Print all the data, keeping every line exactly as it is.

Items from a dataset:

++++++++++++++++++++

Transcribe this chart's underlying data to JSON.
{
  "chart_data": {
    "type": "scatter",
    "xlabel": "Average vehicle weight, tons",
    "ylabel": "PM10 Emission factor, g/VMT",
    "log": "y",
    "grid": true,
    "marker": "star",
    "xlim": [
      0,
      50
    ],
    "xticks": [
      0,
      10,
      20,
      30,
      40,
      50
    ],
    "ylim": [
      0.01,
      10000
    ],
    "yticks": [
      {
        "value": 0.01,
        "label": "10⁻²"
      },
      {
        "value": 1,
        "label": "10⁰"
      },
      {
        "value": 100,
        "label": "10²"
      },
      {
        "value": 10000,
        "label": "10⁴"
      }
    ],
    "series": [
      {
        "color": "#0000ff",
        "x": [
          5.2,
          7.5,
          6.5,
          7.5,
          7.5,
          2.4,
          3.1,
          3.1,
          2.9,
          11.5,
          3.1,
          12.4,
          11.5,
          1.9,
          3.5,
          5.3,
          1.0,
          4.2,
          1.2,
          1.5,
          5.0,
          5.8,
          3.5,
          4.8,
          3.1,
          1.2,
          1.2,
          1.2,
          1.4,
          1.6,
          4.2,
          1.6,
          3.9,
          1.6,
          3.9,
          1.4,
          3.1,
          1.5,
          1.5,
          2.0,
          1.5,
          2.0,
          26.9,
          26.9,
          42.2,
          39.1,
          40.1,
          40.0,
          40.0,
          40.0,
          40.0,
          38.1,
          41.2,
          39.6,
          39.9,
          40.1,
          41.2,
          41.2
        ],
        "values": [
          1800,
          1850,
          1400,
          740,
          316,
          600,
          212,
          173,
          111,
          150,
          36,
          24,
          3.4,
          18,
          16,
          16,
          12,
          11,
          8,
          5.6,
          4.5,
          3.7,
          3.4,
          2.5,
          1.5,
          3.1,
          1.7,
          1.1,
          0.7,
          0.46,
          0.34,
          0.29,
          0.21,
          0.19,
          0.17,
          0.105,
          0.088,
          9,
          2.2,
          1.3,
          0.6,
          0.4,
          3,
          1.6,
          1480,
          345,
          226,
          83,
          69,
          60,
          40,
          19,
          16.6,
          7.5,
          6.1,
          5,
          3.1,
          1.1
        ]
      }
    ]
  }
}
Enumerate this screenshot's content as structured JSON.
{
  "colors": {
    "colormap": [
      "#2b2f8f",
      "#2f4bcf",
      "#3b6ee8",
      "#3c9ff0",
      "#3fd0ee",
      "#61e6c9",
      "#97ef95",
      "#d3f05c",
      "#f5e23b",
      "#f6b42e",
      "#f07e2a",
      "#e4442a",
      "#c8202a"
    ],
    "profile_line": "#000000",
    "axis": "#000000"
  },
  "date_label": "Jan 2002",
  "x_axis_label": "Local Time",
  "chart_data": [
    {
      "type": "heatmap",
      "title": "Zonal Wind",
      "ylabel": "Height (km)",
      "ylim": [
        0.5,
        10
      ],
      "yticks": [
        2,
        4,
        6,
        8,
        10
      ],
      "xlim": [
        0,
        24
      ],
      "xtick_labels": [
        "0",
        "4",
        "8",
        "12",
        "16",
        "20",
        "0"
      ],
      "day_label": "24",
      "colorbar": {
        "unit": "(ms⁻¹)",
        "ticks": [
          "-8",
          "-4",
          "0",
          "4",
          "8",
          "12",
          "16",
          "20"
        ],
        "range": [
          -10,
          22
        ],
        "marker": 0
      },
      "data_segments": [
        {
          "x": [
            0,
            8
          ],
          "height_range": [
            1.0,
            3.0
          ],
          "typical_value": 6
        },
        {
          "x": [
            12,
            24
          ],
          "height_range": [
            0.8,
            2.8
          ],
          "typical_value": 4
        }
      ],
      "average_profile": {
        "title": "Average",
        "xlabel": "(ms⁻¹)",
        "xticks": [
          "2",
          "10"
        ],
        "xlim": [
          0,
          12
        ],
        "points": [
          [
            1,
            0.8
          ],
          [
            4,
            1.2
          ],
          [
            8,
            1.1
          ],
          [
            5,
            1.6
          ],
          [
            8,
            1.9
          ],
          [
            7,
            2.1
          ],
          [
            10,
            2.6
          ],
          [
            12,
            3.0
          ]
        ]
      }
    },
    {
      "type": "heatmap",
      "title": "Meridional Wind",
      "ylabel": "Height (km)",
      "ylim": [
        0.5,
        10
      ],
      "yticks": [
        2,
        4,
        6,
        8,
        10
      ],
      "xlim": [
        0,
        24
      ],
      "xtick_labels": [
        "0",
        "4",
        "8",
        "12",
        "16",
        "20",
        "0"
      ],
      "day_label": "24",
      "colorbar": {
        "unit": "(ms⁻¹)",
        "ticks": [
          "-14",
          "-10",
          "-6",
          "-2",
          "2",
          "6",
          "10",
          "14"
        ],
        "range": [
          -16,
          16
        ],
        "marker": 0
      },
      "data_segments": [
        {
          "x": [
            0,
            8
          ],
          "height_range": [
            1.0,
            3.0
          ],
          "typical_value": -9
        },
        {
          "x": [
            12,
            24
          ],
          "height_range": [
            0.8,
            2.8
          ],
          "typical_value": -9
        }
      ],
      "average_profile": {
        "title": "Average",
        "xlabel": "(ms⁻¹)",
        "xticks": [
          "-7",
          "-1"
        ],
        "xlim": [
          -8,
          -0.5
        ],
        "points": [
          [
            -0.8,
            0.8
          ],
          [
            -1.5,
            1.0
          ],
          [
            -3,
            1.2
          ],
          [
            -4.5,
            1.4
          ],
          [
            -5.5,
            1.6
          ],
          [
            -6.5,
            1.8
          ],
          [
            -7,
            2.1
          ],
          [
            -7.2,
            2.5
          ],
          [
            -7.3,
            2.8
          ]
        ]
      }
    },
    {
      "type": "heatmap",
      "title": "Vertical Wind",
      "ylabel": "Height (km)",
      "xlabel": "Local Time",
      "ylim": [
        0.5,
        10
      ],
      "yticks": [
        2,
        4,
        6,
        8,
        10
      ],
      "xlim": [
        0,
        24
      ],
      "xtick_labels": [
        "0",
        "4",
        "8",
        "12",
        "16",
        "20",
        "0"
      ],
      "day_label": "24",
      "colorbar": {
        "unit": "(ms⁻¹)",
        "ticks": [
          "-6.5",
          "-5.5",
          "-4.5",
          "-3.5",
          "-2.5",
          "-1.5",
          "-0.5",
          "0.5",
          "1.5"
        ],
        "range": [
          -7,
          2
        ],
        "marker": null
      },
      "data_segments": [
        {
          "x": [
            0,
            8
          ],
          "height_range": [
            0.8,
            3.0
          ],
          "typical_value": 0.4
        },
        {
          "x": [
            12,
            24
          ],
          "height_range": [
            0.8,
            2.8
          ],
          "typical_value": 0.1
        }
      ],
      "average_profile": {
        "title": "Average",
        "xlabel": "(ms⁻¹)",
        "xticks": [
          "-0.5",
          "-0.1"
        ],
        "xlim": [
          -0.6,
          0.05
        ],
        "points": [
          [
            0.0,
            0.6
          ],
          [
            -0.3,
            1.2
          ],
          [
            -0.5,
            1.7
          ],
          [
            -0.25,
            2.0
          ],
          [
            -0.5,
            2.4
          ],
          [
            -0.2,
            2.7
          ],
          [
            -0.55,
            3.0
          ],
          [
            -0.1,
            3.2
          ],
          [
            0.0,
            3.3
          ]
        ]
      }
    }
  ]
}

++++++++++++++++++++

Written solution —
Transcribe this chart's underlying data to JSON.
{
  "chart_data": {
    "type": "scatter",
    "xlabel": "Average vehicle weight, tons",
    "ylabel": "PM10 Emission factor, g/VMT",
    "log": "y",
    "grid": true,
    "marker": "star",
    "xlim": [
      0,
      50
    ],
    "xticks": [
      0,
      10,
      20,
      30,
      40,
      50
    ],
    "ylim": [
      0.01,
      10000
    ],
    "yticks": [
      {
        "value": 0.01,
        "label": "10⁻²"
      },
      {
        "value": 1,
        "label": "10⁰"
      },
      {
        "value": 100,
        "label": "10²"
      },
      {
        "value": 10000,
        "label": "10⁴"
      }
    ],
    "series": [
      {
        "color": "#0000ff",
        "x": [
          5.2,
          7.5,
          6.5,
          7.5,
          7.5,
          2.4,
          3.1,
          3.1,
          2.9,
          11.5,
          3.1,
          12.4,
          11.5,
          1.9,
          3.5,
          5.3,
          1.0,
          4.2,
          1.2,
          1.5,
          5.0,
          5.8,
          3.5,
          4.8,
          3.1,
          1.2,
          1.2,
          1.2,
          1.4,
          1.6,
          4.2,
          1.6,
          3.9,
          1.6,
          3.9,
          1.4,
          3.1,
          1.5,
          1.5,
          2.0,
          1.5,
          2.0,
          26.9,
          26.9,
          42.2,
          39.1,
          40.1,
          40.0,
          40.0,
          40.0,
          40.0,
          38.1,
          41.2,
          39.6,
          39.9,
          40.1,
          41.2,
          41.2
        ],
        "values": [
          1800,
          1850,
          1400,
          740,
          316,
          600,
          212,
          173,
          111,
          150,
          36,
          24,
          3.4,
          18,
          16,
          16,
          12,
          11,
          8,
          5.6,
          4.5,
          3.7,
          3.4,
          2.5,
          1.5,
          3.1,
          1.7,
          1.1,
          0.7,
          0.46,
          0.34,
          0.29,
          0.21,
          0.19,
          0.17,
          0.105,
          0.088,
          9,
          2.2,
          1.3,
          0.6,
          0.4,
          3,
          1.6,
          1480,
          345,
          226,
          83,
          69,
          60,
          40,
          19,
          16.6,
          7.5,
          6.1,
          5,
          3.1,
          1.1
        ]
      }
    ]
  }
}
Enumerate this screenshot's content as structured JSON.
{
  "colors": {
    "colormap": [
      "#2b2f8f",
      "#2f4bcf",
      "#3b6ee8",
      "#3c9ff0",
      "#3fd0ee",
      "#61e6c9",
      "#97ef95",
      "#d3f05c",
      "#f5e23b",
      "#f6b42e",
      "#f07e2a",
      "#e4442a",
      "#c8202a"
    ],
    "profile_line": "#000000",
    "axis": "#000000"
  },
  "date_label": "Jan 2002",
  "x_axis_label": "Local Time",
  "chart_data": [
    {
      "type": "heatmap",
      "title": "Zonal Wind",
      "ylabel": "Height (km)",
      "ylim": [
        0.5,
        10
      ],
      "yticks": [
        2,
        4,
        6,
        8,
        10
      ],
      "xlim": [
        0,
        24
      ],
      "xtick_labels": [
        "0",
        "4",
        "8",
        "12",
        "16",
        "20",
        "0"
      ],
      "day_label": "24",
      "colorbar": {
        "unit": "(ms⁻¹)",
        "ticks": [
          "-8",
          "-4",
          "0",
          "4",
          "8",
          "12",
          "16",
          "20"
        ],
        "range": [
          -10,
          22
        ],
        "marker": 0
      },
      "data_segments": [
        {
          "x": [
            0,
            8
          ],
          "height_range": [
            1.0,
            3.0
          ],
          "typical_value": 6
        },
        {
          "x": [
            12,
            24
          ],
          "height_range": [
            0.8,
            2.8
          ],
          "typical_value": 4
        }
      ],
      "average_profile": {
        "title": "Average",
        "xlabel": "(ms⁻¹)",
        "xticks": [
          "2",
          "10"
        ],
        "xlim": [
          0,
          12
        ],
        "points": [
          [
            1,
            0.8
          ],
          [
            4,
            1.2
          ],
          [
            8,
            1.1
          ],
          [
            5,
            1.6
          ],
          [
            8,
            1.9
          ],
          [
            7,
            2.1
          ],
          [
            10,
            2.6
          ],
          [
            12,
            3.0
          ]
        ]
      }
    },
    {
      "type": "heatmap",
      "title": "Meridional Wind",
      "ylabel": "Height (km)",
      "ylim": [
        0.5,
        10
      ],
      "yticks": [
        2,
        4,
        6,
        8,
        10
      ],
      "xlim": [
        0,
        24
      ],
      "xtick_labels": [
        "0",
        "4",
        "8",
        "12",
        "16",
        "20",
        "0"
      ],
      "day_label": "24",
      "colorbar": {
        "unit": "(ms⁻¹)",
        "ticks": [
          "-14",
          "-10",
          "-6",
          "-2",
          "2",
          "6",
          "10",
          "14"
        ],
        "range": [
          -16,
          16
        ],
        "marker": 0
      },
      "data_segments": [
        {
          "x": [
            0,
            8
          ],
          "height_range": [
            1.0,
            3.0
          ],
          "typical_value": -9
        },
        {
          "x": [
            12,
            24
          ],
          "height_range": [
            0.8,
            2.8
          ],
          "typical_value": -9
        }
      ],
      "average_profile": {
        "title": "Average",
        "xlabel": "(ms⁻¹)",
        "xticks": [
          "-7",
          "-1"
        ],
        "xlim": [
          -8,
          -0.5
        ],
        "points": [
          [
            -0.8,
            0.8
          ],
          [
            -1.5,
            1.0
          ],
          [
            -3,
            1.2
          ],
          [
            -4.5,
            1.4
          ],
          [
            -5.5,
            1.6
          ],
          [
            -6.5,
            1.8
          ],
          [
            -7,
            2.1
          ],
          [
            -7.2,
            2.5
          ],
          [
            -7.3,
            2.8
          ]
        ]
      }
    },
    {
      "type": "heatmap",
      "title": "Vertical Wind",
      "ylabel": "Height (km)",
      "xlabel": "Local Time",
      "ylim": [
        0.5,
        10
      ],
      "yticks": [
        2,
        4,
        6,
        8,
        10
      ],
      "xlim": [
        0,
        24
      ],
      "xtick_labels": [
        "0",
        "4",
        "8",
        "12",
        "16",
        "20",
        "0"
      ],
      "day_label": "24",
      "colorbar": {
        "unit": "(ms⁻¹)",
        "ticks": [
          "-6.5",
          "-5.5",
          "-4.5",
          "-3.5",
          "-2.5",
          "-1.5",
          "-0.5",
          "0.5",
          "1.5"
        ],
        "range": [
          -7,
          2
        ],
        "marker": null
      },
      "data_segments": [
        {
          "x": [
            0,
            8
          ],
          "height_range": [
            0.8,
            3.0
          ],
          "typical_value": 0.4
        },
        {
          "x": [
            12,
            24
          ],
          "height_range": [
            0.8,
            2.8
          ],
          "typical_value": 0.1
        }
      ],
      "average_profile": {
        "title": "Average",
        "xlabel": "(ms⁻¹)",
        "xticks": [
          "-0.5",
          "-0.1"
        ],
        "xlim": [
          -0.6,
          0.05
        ],
        "points": [
          [
            0.0,
            0.6
          ],
          [
            -0.3,
            1.2
          ],
          [
            -0.5,
            1.7
          ],
          [
            -0.25,
            2.0
          ],
          [
            -0.5,
            2.4
          ],
          [
            -0.2,
            2.7
          ],
          [
            -0.55,
            3.0
          ],
          [
            -0.1,
            3.2
          ],
          [
            0.0,
            3.3
          ]
        ]
      }
    }
  ]
}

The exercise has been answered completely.